▸ What you have to do: From the entries below, please gather each line containing the string "text".

▸ Given records:
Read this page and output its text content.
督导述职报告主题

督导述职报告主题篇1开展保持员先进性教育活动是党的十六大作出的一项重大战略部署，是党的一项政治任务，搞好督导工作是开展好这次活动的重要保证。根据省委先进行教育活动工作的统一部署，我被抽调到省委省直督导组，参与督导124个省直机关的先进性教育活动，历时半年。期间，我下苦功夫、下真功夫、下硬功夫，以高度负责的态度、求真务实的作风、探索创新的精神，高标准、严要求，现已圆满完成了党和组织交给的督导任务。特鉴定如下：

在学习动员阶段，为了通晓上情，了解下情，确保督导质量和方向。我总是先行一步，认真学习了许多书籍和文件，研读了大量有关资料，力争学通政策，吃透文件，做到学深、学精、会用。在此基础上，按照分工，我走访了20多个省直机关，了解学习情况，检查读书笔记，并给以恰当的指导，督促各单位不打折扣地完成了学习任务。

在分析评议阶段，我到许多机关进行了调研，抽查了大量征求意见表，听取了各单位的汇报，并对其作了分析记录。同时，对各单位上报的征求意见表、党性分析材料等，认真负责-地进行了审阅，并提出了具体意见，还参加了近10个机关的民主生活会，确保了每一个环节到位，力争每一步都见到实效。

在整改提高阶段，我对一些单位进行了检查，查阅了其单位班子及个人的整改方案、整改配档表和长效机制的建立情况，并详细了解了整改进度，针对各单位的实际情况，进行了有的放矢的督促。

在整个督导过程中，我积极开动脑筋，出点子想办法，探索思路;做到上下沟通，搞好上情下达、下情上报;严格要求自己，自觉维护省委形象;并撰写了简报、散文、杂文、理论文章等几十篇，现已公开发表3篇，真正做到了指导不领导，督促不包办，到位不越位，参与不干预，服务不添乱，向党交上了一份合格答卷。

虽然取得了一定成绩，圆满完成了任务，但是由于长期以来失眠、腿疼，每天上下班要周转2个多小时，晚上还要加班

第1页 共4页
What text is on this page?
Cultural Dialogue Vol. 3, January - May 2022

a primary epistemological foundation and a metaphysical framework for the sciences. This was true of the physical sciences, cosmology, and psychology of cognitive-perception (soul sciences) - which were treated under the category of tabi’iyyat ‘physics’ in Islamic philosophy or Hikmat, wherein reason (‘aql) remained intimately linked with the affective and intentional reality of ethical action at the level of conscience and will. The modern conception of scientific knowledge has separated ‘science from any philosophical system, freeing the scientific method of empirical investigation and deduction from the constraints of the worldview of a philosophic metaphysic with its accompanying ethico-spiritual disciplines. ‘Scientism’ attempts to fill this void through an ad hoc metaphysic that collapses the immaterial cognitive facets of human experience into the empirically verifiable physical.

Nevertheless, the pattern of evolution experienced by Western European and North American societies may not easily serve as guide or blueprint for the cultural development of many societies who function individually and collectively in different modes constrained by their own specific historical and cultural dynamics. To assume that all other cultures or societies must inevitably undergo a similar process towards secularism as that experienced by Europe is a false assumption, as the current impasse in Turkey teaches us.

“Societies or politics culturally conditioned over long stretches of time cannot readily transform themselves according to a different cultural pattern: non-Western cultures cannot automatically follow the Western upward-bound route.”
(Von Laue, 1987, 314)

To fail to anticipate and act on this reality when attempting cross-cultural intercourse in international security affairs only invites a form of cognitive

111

▸ The result:
Read this page and output its text content.
What text is on this page?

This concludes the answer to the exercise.